* _What the task asks_
Without including any images, reproduce each entry exactly.

(Entries from a dataset)
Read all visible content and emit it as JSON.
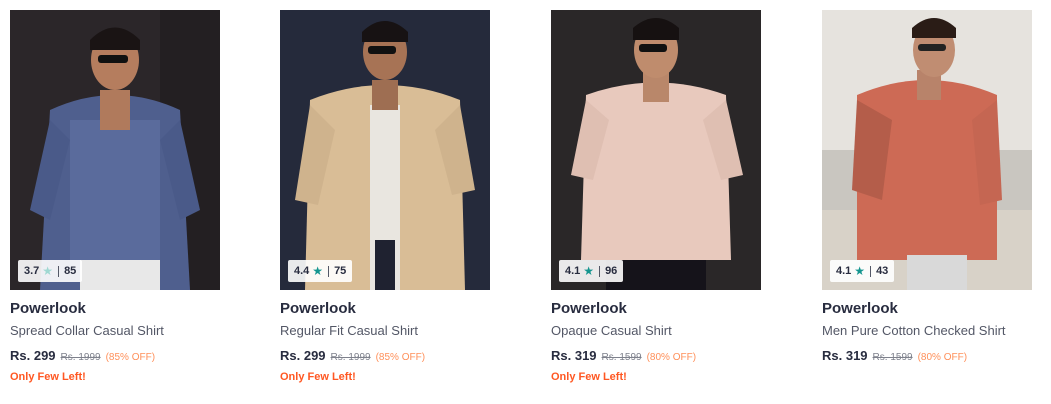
{
  "colors": {
    "star_gray": "#9fd8d2",
    "star_teal": "#14958f",
    "discount": "#ff905a",
    "few_left": "#ff5722"
  },
  "products": [
    {
      "brand": "Powerlook",
      "title": "Spread Collar Casual Shirt",
      "price": "Rs. 299",
      "mrp": "Rs. 1999",
      "discount": "(85% OFF)",
      "stock": "Only Few Left!",
      "rating": "3.7",
      "rating_count": "85",
      "star_icon": "star-icon",
      "image_alt": "man in blue textured shirt"
    },
    {
      "brand": "Powerlook",
      "title": "Regular Fit Casual Shirt",
      "price": "Rs. 299",
      "mrp": "Rs. 1999",
      "discount": "(85% OFF)",
      "stock": "Only Few Left!",
      "rating": "4.4",
      "rating_count": "75",
      "star_icon": "star-icon",
      "image_alt": "man in beige knit shirt"
    },
    {
      "brand": "Powerlook",
      "title": "Opaque Casual Shirt",
      "price": "Rs. 319",
      "mrp": "Rs. 1599",
      "discount": "(80% OFF)",
      "stock": "Only Few Left!",
      "rating": "4.1",
      "rating_count": "96",
      "star_icon": "star-icon",
      "image_alt": "man in pink knit shirt"
    },
    {
      "brand": "Powerlook",
      "title": "Men Pure Cotton Checked Shirt",
      "price": "Rs. 319",
      "mrp": "Rs. 1599",
      "discount": "(80% OFF)",
      "stock": "",
      "rating": "4.1",
      "rating_count": "43",
      "star_icon": "star-icon",
      "image_alt": "man in rust checked shirt at beach"
    }
  ]
}
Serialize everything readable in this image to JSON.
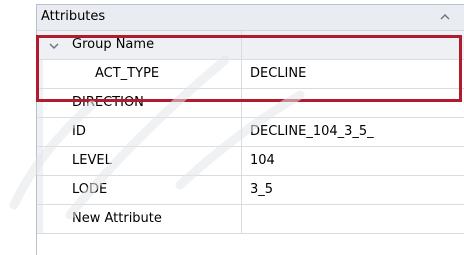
{
  "panel": {
    "title": "Attributes",
    "collapse_icon": "chevron-up-icon"
  },
  "group": {
    "name": "Group Name",
    "expand_icon": "chevron-down-icon",
    "child": {
      "name": "ACT_TYPE",
      "value": "DECLINE"
    }
  },
  "attributes": [
    {
      "name": "DIRECTION",
      "value": ""
    },
    {
      "name": "ID",
      "value": "DECLINE_104_3_5_"
    },
    {
      "name": "LEVEL",
      "value": "104"
    },
    {
      "name": "LODE",
      "value": "3_5"
    },
    {
      "name": "New Attribute",
      "value": ""
    }
  ],
  "colors": {
    "highlight_border": "#b01c2e",
    "header_background": "#e9ecf0",
    "gutter": "#eef0f3",
    "grid_line": "#d8dde3"
  }
}
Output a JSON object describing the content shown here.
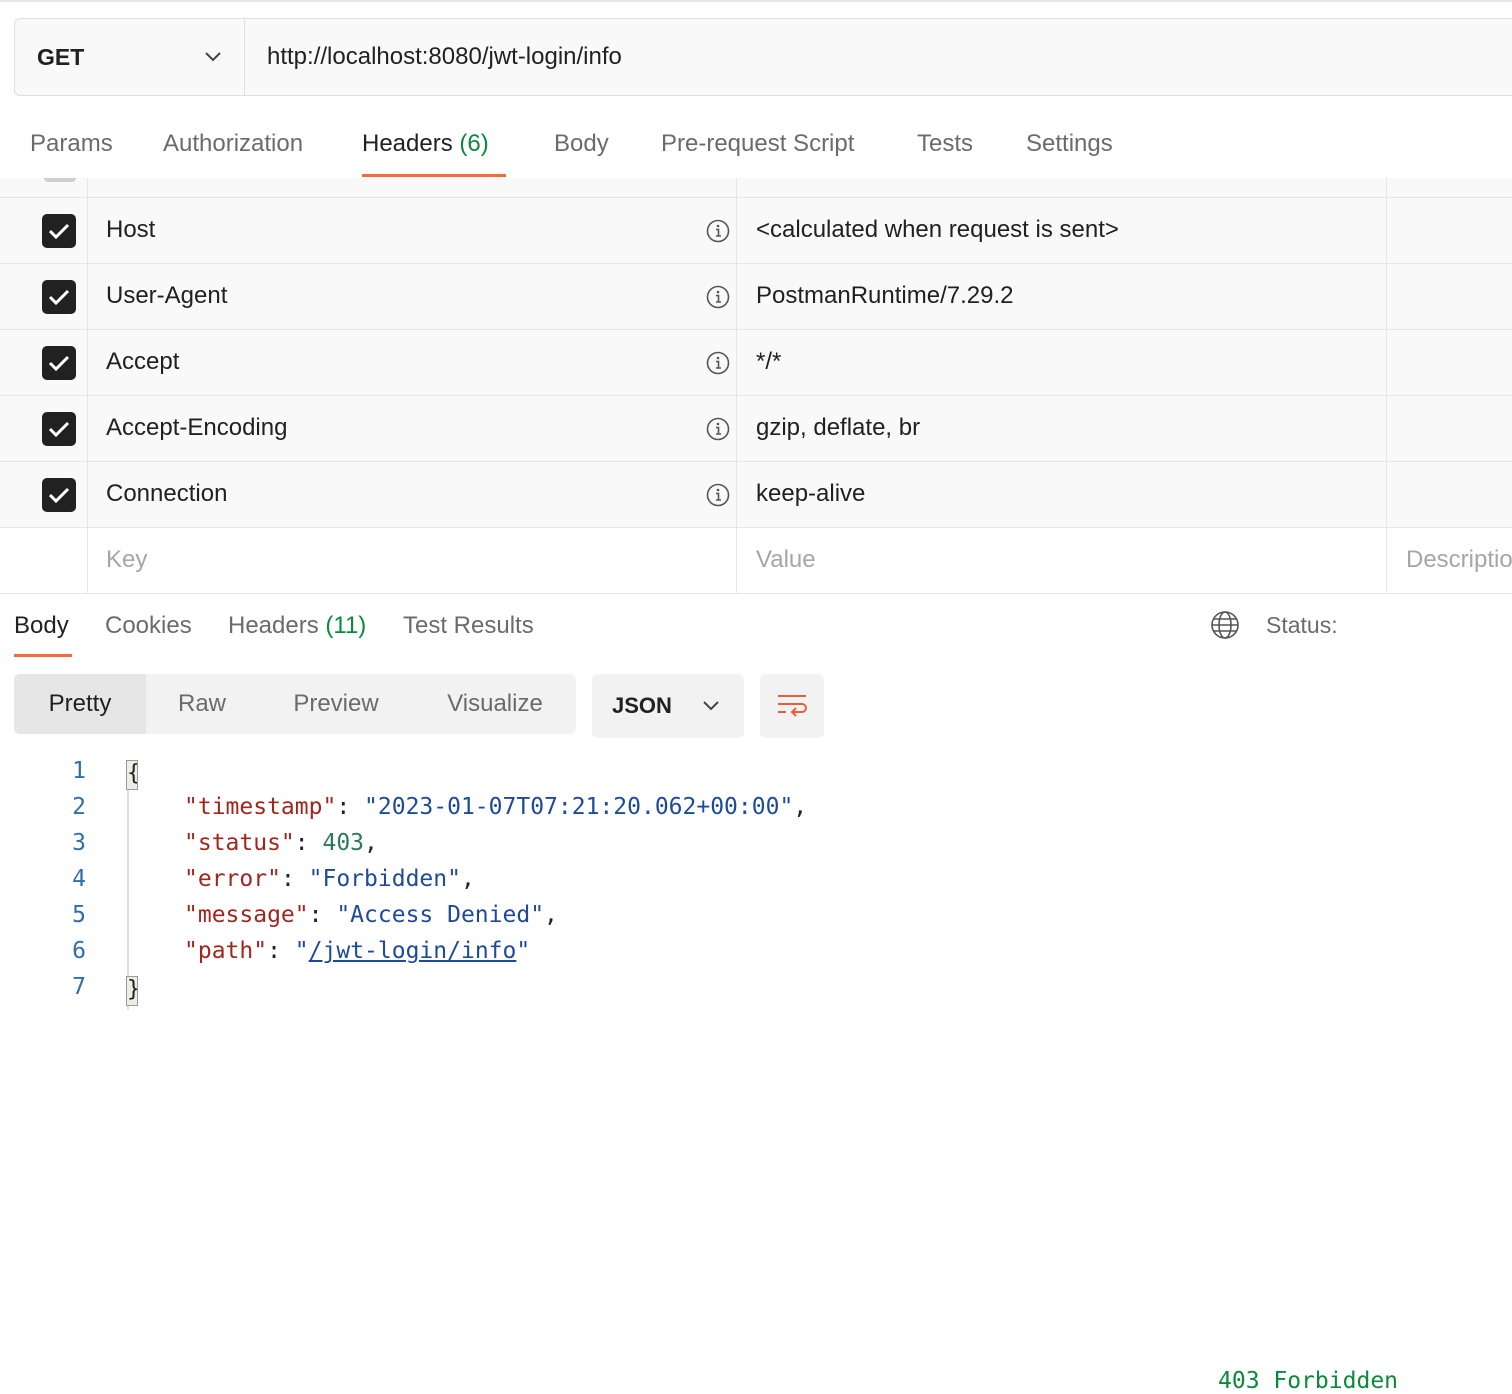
{
  "request": {
    "method": "GET",
    "url": "http://localhost:8080/jwt-login/info",
    "tabs": [
      {
        "label": "Params"
      },
      {
        "label": "Authorization"
      },
      {
        "label": "Headers",
        "count": "(6)"
      },
      {
        "label": "Body"
      },
      {
        "label": "Pre-request Script"
      },
      {
        "label": "Tests"
      },
      {
        "label": "Settings"
      }
    ],
    "active_tab": "Headers"
  },
  "headers_table": {
    "rows": [
      {
        "key": "Host",
        "value": "<calculated when request is sent>",
        "checked": true
      },
      {
        "key": "User-Agent",
        "value": "PostmanRuntime/7.29.2",
        "checked": true
      },
      {
        "key": "Accept",
        "value": "*/*",
        "checked": true
      },
      {
        "key": "Accept-Encoding",
        "value": "gzip, deflate, br",
        "checked": true
      },
      {
        "key": "Connection",
        "value": "keep-alive",
        "checked": true
      }
    ],
    "placeholders": {
      "key": "Key",
      "value": "Value",
      "description": "Descriptio"
    }
  },
  "response": {
    "tabs": [
      {
        "label": "Body"
      },
      {
        "label": "Cookies"
      },
      {
        "label": "Headers",
        "count": "(11)"
      },
      {
        "label": "Test Results"
      }
    ],
    "active_tab": "Body",
    "status_label": "Status:",
    "status_value": "403 Forbidden",
    "view_modes": [
      "Pretty",
      "Raw",
      "Preview",
      "Visualize"
    ],
    "active_view": "Pretty",
    "format": "JSON",
    "line_numbers": [
      "1",
      "2",
      "3",
      "4",
      "5",
      "6",
      "7"
    ],
    "json": {
      "open": "{",
      "close": "}",
      "timestamp_key": "\"timestamp\"",
      "timestamp_val": "\"2023-01-07T07:21:20.062+00:00\"",
      "status_key": "\"status\"",
      "status_val": "403",
      "error_key": "\"error\"",
      "error_val": "\"Forbidden\"",
      "message_key": "\"message\"",
      "message_val": "\"Access Denied\"",
      "path_key": "\"path\"",
      "path_val": "/jwt-login/info"
    }
  },
  "colors": {
    "accent": "#f26b3a",
    "success": "#0a8a3a",
    "json_key": "#a1271d",
    "json_string": "#1e4a9c"
  }
}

* _Answer in full_
Read all visible content and emit it as JSON.
{
  "colors": {
    "star_gray": "#9fd8d2",
    "star_teal": "#14958f",
    "discount": "#ff905a",
    "few_left": "#ff5722"
  },
  "products": [
    {
      "brand": "Powerlook",
      "title": "Spread Collar Casual Shirt",
      "price": "Rs. 299",
      "mrp": "Rs. 1999",
      "discount": "(85% OFF)",
      "stock": "Only Few Left!",
      "rating": "3.7",
      "rating_count": "85",
      "star_icon": "star-icon",
      "image_alt": "man in blue textured shirt"
    },
    {
      "brand": "Powerlook",
      "title": "Regular Fit Casual Shirt",
      "price": "Rs. 299",
      "mrp": "Rs. 1999",
      "discount": "(85% OFF)",
      "stock": "Only Few Left!",
      "rating": "4.4",
      "rating_count": "75",
      "star_icon": "star-icon",
      "image_alt": "man in beige knit shirt"
    },
    {
      "brand": "Powerlook",
      "title": "Opaque Casual Shirt",
      "price": "Rs. 319",
      "mrp": "Rs. 1599",
      "discount": "(80% OFF)",
      "stock": "Only Few Left!",
      "rating": "4.1",
      "rating_count": "96",
      "star_icon": "star-icon",
      "image_alt": "man in pink knit shirt"
    },
    {
      "brand": "Powerlook",
      "title": "Men Pure Cotton Checked Shirt",
      "price": "Rs. 319",
      "mrp": "Rs. 1599",
      "discount": "(80% OFF)",
      "stock": "",
      "rating": "4.1",
      "rating_count": "43",
      "star_icon": "star-icon",
      "image_alt": "man in rust checked shirt at beach"
    }
  ]
}
Serialize everything readable in this image to JSON.
{
  "panel": {
    "title": "Attributes",
    "collapse_icon": "chevron-up-icon"
  },
  "group": {
    "name": "Group Name",
    "expand_icon": "chevron-down-icon",
    "child": {
      "name": "ACT_TYPE",
      "value": "DECLINE"
    }
  },
  "attributes": [
    {
      "name": "DIRECTION",
      "value": ""
    },
    {
      "name": "ID",
      "value": "DECLINE_104_3_5_"
    },
    {
      "name": "LEVEL",
      "value": "104"
    },
    {
      "name": "LODE",
      "value": "3_5"
    },
    {
      "name": "New Attribute",
      "value": ""
    }
  ],
  "colors": {
    "highlight_border": "#b01c2e",
    "header_background": "#e9ecf0",
    "gutter": "#eef0f3",
    "grid_line": "#d8dde3"
  }
}
Output a JSON object describing the content shown here.
{
  "request": {
    "method": "GET",
    "url": "http://localhost:8080/jwt-login/info",
    "tabs": [
      {
        "label": "Params"
      },
      {
        "label": "Authorization"
      },
      {
        "label": "Headers",
        "count": "(6)"
      },
      {
        "label": "Body"
      },
      {
        "label": "Pre-request Script"
      },
      {
        "label": "Tests"
      },
      {
        "label": "Settings"
      }
    ],
    "active_tab": "Headers"
  },
  "headers_table": {
    "rows": [
      {
        "key": "Host",
        "value": "<calculated when request is sent>",
        "checked": true
      },
      {
        "key": "User-Agent",
        "value": "PostmanRuntime/7.29.2",
        "checked": true
      },
      {
        "key": "Accept",
        "value": "*/*",
        "checked": true
      },
      {
        "key": "Accept-Encoding",
        "value": "gzip, deflate, br",
        "checked": true
      },
      {
        "key": "Connection",
        "value": "keep-alive",
        "checked": true
      }
    ],
    "placeholders": {
      "key": "Key",
      "value": "Value",
      "description": "Descriptio"
    }
  },
  "response": {
    "tabs": [
      {
        "label": "Body"
      },
      {
        "label": "Cookies"
      },
      {
        "label": "Headers",
        "count": "(11)"
      },
      {
        "label": "Test Results"
      }
    ],
    "active_tab": "Body",
    "status_label": "Status:",
    "status_value": "403 Forbidden",
    "view_modes": [
      "Pretty",
      "Raw",
      "Preview",
      "Visualize"
    ],
    "active_view": "Pretty",
    "format": "JSON",
    "line_numbers": [
      "1",
      "2",
      "3",
      "4",
      "5",
      "6",
      "7"
    ],
    "json": {
      "open": "{",
      "close": "}",
      "timestamp_key": "\"timestamp\"",
      "timestamp_val": "\"2023-01-07T07:21:20.062+00:00\"",
      "status_key": "\"status\"",
      "status_val": "403",
      "error_key": "\"error\"",
      "error_val": "\"Forbidden\"",
      "message_key": "\"message\"",
      "message_val": "\"Access Denied\"",
      "path_key": "\"path\"",
      "path_val": "/jwt-login/info"
    }
  },
  "colors": {
    "accent": "#f26b3a",
    "success": "#0a8a3a",
    "json_key": "#a1271d",
    "json_string": "#1e4a9c"
  }
}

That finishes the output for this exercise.